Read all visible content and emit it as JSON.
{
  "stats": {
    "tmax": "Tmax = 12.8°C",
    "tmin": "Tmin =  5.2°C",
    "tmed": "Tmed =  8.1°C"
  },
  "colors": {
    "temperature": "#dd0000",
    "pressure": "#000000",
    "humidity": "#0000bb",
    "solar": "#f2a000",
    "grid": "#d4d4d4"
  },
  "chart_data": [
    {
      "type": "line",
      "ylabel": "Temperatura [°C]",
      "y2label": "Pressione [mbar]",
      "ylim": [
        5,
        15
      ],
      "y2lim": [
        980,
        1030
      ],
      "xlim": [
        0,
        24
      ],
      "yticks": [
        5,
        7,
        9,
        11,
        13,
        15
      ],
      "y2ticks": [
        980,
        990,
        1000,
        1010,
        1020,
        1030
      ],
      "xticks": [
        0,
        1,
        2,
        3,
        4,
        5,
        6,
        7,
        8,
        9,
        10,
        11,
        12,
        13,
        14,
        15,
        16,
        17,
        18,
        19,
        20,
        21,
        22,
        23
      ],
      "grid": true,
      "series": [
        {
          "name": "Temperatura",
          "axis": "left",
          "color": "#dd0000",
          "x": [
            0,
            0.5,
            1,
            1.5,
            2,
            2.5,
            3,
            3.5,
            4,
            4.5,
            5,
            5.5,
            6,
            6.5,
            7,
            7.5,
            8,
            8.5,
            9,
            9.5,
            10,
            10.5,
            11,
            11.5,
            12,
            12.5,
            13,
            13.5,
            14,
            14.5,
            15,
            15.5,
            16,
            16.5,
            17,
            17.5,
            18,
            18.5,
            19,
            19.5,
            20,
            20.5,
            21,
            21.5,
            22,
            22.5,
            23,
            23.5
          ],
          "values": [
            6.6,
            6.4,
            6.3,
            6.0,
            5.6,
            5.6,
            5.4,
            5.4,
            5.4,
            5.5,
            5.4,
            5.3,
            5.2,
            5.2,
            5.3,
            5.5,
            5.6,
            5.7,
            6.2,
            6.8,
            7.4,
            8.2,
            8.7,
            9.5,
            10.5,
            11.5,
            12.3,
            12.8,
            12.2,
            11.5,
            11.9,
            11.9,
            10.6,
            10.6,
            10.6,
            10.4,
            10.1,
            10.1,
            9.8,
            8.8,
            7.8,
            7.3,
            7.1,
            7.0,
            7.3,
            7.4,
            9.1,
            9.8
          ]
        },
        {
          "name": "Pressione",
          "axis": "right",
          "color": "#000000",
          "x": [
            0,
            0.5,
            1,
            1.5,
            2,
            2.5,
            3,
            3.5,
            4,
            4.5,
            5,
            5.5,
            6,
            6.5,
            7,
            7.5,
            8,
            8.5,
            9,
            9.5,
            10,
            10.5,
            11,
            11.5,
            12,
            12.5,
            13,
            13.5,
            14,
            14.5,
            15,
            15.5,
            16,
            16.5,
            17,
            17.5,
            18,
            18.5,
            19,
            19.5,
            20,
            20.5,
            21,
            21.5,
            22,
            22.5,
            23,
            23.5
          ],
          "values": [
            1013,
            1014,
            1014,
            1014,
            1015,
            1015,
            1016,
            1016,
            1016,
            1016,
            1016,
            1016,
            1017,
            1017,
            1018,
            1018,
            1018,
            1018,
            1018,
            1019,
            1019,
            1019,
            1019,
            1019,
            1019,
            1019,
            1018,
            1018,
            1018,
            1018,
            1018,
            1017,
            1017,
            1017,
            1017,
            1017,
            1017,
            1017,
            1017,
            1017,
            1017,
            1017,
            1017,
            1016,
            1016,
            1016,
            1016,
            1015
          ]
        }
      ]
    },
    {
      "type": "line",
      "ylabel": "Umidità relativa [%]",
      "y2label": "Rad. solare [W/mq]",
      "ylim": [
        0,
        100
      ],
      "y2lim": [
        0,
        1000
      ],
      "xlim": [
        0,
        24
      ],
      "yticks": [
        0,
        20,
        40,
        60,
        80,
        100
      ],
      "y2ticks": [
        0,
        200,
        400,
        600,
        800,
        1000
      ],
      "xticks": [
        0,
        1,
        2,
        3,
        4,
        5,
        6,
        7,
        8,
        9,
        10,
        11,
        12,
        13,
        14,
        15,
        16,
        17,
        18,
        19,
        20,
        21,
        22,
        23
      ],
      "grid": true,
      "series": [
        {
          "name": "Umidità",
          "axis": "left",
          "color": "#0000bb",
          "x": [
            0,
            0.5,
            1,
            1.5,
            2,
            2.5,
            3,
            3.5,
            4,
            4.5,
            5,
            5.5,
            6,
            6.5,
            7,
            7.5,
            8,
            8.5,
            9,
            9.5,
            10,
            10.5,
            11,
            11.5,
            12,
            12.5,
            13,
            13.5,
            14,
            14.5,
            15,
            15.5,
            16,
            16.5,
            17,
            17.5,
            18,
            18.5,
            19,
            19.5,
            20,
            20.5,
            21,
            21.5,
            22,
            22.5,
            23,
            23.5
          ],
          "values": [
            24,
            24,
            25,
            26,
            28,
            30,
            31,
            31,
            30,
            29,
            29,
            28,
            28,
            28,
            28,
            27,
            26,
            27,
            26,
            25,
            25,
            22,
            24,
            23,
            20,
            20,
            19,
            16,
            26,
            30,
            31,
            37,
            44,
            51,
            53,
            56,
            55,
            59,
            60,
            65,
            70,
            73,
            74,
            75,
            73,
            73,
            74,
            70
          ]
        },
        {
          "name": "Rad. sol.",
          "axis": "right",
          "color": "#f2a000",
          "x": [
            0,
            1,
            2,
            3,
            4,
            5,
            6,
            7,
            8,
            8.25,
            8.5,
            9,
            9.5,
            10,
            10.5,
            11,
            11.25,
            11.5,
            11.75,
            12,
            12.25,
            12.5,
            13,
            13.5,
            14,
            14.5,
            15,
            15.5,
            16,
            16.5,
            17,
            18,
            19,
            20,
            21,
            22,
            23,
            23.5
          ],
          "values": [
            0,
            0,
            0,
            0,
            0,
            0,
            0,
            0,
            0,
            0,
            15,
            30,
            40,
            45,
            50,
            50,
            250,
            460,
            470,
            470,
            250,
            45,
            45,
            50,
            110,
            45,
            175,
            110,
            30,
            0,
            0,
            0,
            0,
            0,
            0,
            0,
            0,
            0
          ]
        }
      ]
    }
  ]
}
+ + + +
The request:
From the data above, copy each line that has the string "name".

Full answer:
          "name": "Temperatura",
          "name": "Pressione",
          "name": "Umidità",
          "name": "Rad. sol.",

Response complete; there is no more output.